Requirements: Answer with one number: how many lines hold "Newsletter".

Records provided:
○ ○ ○ ○ ○

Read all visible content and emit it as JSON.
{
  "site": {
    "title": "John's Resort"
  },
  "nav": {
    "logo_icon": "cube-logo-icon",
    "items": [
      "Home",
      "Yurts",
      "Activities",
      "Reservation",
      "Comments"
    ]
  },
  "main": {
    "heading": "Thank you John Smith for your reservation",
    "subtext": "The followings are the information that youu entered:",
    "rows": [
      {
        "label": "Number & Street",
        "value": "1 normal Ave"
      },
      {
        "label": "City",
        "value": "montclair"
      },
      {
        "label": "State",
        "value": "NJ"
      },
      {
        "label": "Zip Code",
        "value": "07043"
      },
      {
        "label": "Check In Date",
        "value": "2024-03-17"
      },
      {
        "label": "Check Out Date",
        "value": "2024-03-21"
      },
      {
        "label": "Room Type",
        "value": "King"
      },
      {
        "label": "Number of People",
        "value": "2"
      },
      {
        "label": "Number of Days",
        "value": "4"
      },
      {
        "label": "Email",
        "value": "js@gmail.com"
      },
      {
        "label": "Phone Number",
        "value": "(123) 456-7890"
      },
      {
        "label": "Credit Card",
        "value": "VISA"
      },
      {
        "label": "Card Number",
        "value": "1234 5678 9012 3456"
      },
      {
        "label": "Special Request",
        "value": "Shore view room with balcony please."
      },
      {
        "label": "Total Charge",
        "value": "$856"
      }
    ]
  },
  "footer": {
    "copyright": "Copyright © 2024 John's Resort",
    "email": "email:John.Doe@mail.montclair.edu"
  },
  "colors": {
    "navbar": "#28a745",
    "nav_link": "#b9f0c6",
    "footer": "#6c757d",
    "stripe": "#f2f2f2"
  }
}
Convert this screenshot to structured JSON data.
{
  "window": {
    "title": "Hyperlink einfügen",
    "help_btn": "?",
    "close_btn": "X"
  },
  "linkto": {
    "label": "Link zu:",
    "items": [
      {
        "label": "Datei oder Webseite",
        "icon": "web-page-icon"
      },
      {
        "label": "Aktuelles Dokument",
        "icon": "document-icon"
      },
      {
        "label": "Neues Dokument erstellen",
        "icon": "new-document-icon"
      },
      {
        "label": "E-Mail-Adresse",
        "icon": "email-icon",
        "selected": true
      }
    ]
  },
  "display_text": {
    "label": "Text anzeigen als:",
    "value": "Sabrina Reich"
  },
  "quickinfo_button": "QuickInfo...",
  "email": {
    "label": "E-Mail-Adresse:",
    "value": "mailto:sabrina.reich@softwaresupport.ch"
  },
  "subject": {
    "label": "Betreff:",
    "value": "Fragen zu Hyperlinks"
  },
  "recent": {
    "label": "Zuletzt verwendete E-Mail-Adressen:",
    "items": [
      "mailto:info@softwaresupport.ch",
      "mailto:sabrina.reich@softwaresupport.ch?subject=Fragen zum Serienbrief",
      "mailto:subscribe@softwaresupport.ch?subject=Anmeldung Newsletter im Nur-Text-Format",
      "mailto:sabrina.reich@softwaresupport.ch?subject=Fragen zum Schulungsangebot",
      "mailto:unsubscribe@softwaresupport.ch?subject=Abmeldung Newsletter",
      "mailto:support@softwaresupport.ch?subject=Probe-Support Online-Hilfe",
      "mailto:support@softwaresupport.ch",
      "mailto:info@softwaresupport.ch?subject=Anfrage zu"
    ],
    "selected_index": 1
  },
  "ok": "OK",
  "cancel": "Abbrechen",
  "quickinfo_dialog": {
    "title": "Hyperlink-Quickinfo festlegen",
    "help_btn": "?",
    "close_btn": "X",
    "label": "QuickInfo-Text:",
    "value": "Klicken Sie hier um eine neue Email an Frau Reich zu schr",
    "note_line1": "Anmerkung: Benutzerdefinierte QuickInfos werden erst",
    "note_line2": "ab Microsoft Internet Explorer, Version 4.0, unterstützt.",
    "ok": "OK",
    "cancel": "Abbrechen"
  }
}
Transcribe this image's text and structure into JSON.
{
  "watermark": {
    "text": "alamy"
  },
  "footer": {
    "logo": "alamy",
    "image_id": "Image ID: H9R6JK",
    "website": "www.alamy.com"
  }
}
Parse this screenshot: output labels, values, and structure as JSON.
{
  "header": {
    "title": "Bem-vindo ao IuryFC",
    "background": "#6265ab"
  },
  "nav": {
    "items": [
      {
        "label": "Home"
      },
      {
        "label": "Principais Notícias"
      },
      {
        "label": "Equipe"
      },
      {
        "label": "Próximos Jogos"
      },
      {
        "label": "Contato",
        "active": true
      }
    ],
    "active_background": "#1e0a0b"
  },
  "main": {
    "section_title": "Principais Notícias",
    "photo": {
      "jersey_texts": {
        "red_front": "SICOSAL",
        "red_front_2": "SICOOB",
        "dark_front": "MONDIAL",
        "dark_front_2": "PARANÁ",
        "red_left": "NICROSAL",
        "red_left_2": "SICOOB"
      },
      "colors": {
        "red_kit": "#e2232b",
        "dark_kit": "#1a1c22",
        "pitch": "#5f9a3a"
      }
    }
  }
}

○ ○ ○ ○ ○

Solution: 2